<<<<
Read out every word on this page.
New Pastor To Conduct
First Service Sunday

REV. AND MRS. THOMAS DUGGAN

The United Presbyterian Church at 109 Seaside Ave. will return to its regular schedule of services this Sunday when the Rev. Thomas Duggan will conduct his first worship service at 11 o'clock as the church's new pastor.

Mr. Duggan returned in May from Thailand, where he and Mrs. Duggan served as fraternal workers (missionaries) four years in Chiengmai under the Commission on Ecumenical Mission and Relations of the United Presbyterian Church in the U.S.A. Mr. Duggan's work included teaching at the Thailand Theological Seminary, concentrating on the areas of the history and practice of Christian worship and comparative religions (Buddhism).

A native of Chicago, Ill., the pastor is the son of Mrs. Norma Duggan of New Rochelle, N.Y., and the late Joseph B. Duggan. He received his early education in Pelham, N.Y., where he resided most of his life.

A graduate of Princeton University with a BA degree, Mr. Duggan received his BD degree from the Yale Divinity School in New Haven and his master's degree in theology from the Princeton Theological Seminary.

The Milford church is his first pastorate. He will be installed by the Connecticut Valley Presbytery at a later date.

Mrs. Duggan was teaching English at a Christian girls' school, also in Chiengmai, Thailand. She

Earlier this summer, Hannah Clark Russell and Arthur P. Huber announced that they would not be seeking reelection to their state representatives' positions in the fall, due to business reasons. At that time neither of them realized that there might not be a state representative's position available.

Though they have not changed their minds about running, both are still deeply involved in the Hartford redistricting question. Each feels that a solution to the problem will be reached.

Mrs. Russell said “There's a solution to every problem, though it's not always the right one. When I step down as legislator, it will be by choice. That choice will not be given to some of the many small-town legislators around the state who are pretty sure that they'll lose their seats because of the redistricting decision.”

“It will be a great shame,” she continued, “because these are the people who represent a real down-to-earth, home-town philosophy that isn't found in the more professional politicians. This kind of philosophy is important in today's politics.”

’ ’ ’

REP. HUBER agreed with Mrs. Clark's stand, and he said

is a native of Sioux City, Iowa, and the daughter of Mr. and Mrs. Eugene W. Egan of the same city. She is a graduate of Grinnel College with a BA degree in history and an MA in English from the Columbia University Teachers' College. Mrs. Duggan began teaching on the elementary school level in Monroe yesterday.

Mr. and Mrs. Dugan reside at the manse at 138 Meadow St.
>>>>
**What to produce:** Search the data above for lines holding "graduate" and copy each of them.

**Output for this exercise:**
A graduate of Princeton University with a BA degree, Mr. Duggan received his BD degree from the Yale Divinity School in New Haven and his master's degree in theology from the Princeton Theological Seminary.
is a native of Sioux City, Iowa, and the daughter of Mr. and Mrs. Eugene W. Egan of the same city. She is a graduate of Grinnel College with a BA degree in history and an MA in English from the Columbia University Teachers' College. Mrs. Duggan began teaching on the elementary school level in Monroe yesterday.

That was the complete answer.